## OBJECTIVE:
Copy each line below without leaving any out.

-------- RECORDS SUPPLIED --------

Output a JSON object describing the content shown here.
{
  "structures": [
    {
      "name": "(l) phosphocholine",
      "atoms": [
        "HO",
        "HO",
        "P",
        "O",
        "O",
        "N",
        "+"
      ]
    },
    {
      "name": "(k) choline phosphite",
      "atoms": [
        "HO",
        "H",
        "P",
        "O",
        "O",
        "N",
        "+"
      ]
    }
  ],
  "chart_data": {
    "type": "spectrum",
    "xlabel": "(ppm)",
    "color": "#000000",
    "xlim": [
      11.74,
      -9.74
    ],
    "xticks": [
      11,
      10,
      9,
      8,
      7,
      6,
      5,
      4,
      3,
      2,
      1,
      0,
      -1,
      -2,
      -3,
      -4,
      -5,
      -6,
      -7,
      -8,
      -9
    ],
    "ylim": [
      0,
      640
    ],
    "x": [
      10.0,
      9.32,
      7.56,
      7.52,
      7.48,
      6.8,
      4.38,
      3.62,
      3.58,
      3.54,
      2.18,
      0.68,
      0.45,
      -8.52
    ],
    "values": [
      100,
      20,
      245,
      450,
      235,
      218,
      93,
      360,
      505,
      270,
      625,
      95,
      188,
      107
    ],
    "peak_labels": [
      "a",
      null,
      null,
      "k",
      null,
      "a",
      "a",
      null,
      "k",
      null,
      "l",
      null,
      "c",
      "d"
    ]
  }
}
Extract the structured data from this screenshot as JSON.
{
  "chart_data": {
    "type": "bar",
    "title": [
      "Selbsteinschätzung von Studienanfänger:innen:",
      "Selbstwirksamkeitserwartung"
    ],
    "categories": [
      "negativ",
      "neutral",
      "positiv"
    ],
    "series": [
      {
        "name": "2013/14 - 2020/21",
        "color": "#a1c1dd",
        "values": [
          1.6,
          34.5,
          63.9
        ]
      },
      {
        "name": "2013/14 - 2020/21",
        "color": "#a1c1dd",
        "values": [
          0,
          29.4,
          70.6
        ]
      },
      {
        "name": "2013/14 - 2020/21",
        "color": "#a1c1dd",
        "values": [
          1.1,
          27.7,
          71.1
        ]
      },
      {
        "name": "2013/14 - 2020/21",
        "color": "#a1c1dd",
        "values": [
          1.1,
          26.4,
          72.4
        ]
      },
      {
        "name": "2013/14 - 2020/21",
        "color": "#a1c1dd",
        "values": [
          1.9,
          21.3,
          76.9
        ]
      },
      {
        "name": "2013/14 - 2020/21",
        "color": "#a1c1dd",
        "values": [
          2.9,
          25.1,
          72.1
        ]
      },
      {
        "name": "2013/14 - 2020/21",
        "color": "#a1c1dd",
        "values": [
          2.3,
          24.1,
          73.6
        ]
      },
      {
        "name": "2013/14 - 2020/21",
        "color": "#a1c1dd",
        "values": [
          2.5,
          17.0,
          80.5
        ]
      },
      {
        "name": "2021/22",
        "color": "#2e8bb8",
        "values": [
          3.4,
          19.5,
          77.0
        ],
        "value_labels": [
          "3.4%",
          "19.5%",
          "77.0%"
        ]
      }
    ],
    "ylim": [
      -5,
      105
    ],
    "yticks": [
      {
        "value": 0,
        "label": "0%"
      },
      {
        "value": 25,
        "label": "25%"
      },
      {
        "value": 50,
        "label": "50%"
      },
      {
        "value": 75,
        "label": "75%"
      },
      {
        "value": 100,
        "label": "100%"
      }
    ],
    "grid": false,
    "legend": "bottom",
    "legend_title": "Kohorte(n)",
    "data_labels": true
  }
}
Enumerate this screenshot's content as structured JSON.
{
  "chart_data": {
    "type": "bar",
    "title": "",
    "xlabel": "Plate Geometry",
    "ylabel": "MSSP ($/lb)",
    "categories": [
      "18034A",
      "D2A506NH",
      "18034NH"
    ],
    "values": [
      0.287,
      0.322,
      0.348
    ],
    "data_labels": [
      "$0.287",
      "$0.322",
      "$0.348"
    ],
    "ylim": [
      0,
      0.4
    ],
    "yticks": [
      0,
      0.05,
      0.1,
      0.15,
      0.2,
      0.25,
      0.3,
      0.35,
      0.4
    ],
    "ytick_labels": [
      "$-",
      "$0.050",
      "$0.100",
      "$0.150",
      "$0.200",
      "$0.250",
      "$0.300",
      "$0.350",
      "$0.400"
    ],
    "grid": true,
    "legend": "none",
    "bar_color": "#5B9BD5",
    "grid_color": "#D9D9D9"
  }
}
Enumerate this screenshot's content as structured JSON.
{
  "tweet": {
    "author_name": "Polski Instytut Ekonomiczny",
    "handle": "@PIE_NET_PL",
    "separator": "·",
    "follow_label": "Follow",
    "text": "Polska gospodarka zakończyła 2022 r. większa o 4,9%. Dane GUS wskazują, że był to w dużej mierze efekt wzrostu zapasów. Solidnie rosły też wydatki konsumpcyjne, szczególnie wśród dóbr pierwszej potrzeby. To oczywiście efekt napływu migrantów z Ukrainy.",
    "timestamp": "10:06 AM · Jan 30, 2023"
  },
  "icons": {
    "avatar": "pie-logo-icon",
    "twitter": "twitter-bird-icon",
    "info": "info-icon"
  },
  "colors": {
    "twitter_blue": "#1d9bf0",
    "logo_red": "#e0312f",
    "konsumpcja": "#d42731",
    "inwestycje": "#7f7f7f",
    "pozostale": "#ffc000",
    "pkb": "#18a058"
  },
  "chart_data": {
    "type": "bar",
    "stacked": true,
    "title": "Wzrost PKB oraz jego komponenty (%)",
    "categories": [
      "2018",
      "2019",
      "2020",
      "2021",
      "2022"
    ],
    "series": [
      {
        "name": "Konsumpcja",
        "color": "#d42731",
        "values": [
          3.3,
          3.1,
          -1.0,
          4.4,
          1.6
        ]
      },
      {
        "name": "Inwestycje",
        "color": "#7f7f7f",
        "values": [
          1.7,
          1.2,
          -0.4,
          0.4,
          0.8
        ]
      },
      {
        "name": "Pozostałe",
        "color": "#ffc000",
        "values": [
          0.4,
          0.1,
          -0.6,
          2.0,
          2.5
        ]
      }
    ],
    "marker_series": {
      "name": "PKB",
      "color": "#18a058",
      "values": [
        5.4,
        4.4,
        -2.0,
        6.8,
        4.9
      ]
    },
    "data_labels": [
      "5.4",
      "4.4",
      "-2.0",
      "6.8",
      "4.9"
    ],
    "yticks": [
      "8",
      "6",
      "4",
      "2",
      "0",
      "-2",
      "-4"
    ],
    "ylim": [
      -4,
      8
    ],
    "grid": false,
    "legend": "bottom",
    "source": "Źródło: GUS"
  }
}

--------

## TASK SOLUTION:
Output a JSON object describing the content shown here.
{
  "structures": [
    {
      "name": "(l) phosphocholine",
      "atoms": [
        "HO",
        "HO",
        "P",
        "O",
        "O",
        "N",
        "+"
      ]
    },
    {
      "name": "(k) choline phosphite",
      "atoms": [
        "HO",
        "H",
        "P",
        "O",
        "O",
        "N",
        "+"
      ]
    }
  ],
  "chart_data": {
    "type": "spectrum",
    "xlabel": "(ppm)",
    "color": "#000000",
    "xlim": [
      11.74,
      -9.74
    ],
    "xticks": [
      11,
      10,
      9,
      8,
      7,
      6,
      5,
      4,
      3,
      2,
      1,
      0,
      -1,
      -2,
      -3,
      -4,
      -5,
      -6,
      -7,
      -8,
      -9
    ],
    "ylim": [
      0,
      640
    ],
    "x": [
      10.0,
      9.32,
      7.56,
      7.52,
      7.48,
      6.8,
      4.38,
      3.62,
      3.58,
      3.54,
      2.18,
      0.68,
      0.45,
      -8.52
    ],
    "values": [
      100,
      20,
      245,
      450,
      235,
      218,
      93,
      360,
      505,
      270,
      625,
      95,
      188,
      107
    ],
    "peak_labels": [
      "a",
      null,
      null,
      "k",
      null,
      "a",
      "a",
      null,
      "k",
      null,
      "l",
      null,
      "c",
      "d"
    ]
  }
}
Extract the structured data from this screenshot as JSON.
{
  "chart_data": {
    "type": "bar",
    "title": [
      "Selbsteinschätzung von Studienanfänger:innen:",
      "Selbstwirksamkeitserwartung"
    ],
    "categories": [
      "negativ",
      "neutral",
      "positiv"
    ],
    "series": [
      {
        "name": "2013/14 - 2020/21",
        "color": "#a1c1dd",
        "values": [
          1.6,
          34.5,
          63.9
        ]
      },
      {
        "name": "2013/14 - 2020/21",
        "color": "#a1c1dd",
        "values": [
          0,
          29.4,
          70.6
        ]
      },
      {
        "name": "2013/14 - 2020/21",
        "color": "#a1c1dd",
        "values": [
          1.1,
          27.7,
          71.1
        ]
      },
      {
        "name": "2013/14 - 2020/21",
        "color": "#a1c1dd",
        "values": [
          1.1,
          26.4,
          72.4
        ]
      },
      {
        "name": "2013/14 - 2020/21",
        "color": "#a1c1dd",
        "values": [
          1.9,
          21.3,
          76.9
        ]
      },
      {
        "name": "2013/14 - 2020/21",
        "color": "#a1c1dd",
        "values": [
          2.9,
          25.1,
          72.1
        ]
      },
      {
        "name": "2013/14 - 2020/21",
        "color": "#a1c1dd",
        "values": [
          2.3,
          24.1,
          73.6
        ]
      },
      {
        "name": "2013/14 - 2020/21",
        "color": "#a1c1dd",
        "values": [
          2.5,
          17.0,
          80.5
        ]
      },
      {
        "name": "2021/22",
        "color": "#2e8bb8",
        "values": [
          3.4,
          19.5,
          77.0
        ],
        "value_labels": [
          "3.4%",
          "19.5%",
          "77.0%"
        ]
      }
    ],
    "ylim": [
      -5,
      105
    ],
    "yticks": [
      {
        "value": 0,
        "label": "0%"
      },
      {
        "value": 25,
        "label": "25%"
      },
      {
        "value": 50,
        "label": "50%"
      },
      {
        "value": 75,
        "label": "75%"
      },
      {
        "value": 100,
        "label": "100%"
      }
    ],
    "grid": false,
    "legend": "bottom",
    "legend_title": "Kohorte(n)",
    "data_labels": true
  }
}
Enumerate this screenshot's content as structured JSON.
{
  "chart_data": {
    "type": "bar",
    "title": "",
    "xlabel": "Plate Geometry",
    "ylabel": "MSSP ($/lb)",
    "categories": [
      "18034A",
      "D2A506NH",
      "18034NH"
    ],
    "values": [
      0.287,
      0.322,
      0.348
    ],
    "data_labels": [
      "$0.287",
      "$0.322",
      "$0.348"
    ],
    "ylim": [
      0,
      0.4
    ],
    "yticks": [
      0,
      0.05,
      0.1,
      0.15,
      0.2,
      0.25,
      0.3,
      0.35,
      0.4
    ],
    "ytick_labels": [
      "$-",
      "$0.050",
      "$0.100",
      "$0.150",
      "$0.200",
      "$0.250",
      "$0.300",
      "$0.350",
      "$0.400"
    ],
    "grid": true,
    "legend": "none",
    "bar_color": "#5B9BD5",
    "grid_color": "#D9D9D9"
  }
}
Enumerate this screenshot's content as structured JSON.
{
  "tweet": {
    "author_name": "Polski Instytut Ekonomiczny",
    "handle": "@PIE_NET_PL",
    "separator": "·",
    "follow_label": "Follow",
    "text": "Polska gospodarka zakończyła 2022 r. większa o 4,9%. Dane GUS wskazują, że był to w dużej mierze efekt wzrostu zapasów. Solidnie rosły też wydatki konsumpcyjne, szczególnie wśród dóbr pierwszej potrzeby. To oczywiście efekt napływu migrantów z Ukrainy.",
    "timestamp": "10:06 AM · Jan 30, 2023"
  },
  "icons": {
    "avatar": "pie-logo-icon",
    "twitter": "twitter-bird-icon",
    "info": "info-icon"
  },
  "colors": {
    "twitter_blue": "#1d9bf0",
    "logo_red": "#e0312f",
    "konsumpcja": "#d42731",
    "inwestycje": "#7f7f7f",
    "pozostale": "#ffc000",
    "pkb": "#18a058"
  },
  "chart_data": {
    "type": "bar",
    "stacked": true,
    "title": "Wzrost PKB oraz jego komponenty (%)",
    "categories": [
      "2018",
      "2019",
      "2020",
      "2021",
      "2022"
    ],
    "series": [
      {
        "name": "Konsumpcja",
        "color": "#d42731",
        "values": [
          3.3,
          3.1,
          -1.0,
          4.4,
          1.6
        ]
      },
      {
        "name": "Inwestycje",
        "color": "#7f7f7f",
        "values": [
          1.7,
          1.2,
          -0.4,
          0.4,
          0.8
        ]
      },
      {
        "name": "Pozostałe",
        "color": "#ffc000",
        "values": [
          0.4,
          0.1,
          -0.6,
          2.0,
          2.5
        ]
      }
    ],
    "marker_series": {
      "name": "PKB",
      "color": "#18a058",
      "values": [
        5.4,
        4.4,
        -2.0,
        6.8,
        4.9
      ]
    },
    "data_labels": [
      "5.4",
      "4.4",
      "-2.0",
      "6.8",
      "4.9"
    ],
    "yticks": [
      "8",
      "6",
      "4",
      "2",
      "0",
      "-2",
      "-4"
    ],
    "ylim": [
      -4,
      8
    ],
    "grid": false,
    "legend": "bottom",
    "source": "Źródło: GUS"
  }
}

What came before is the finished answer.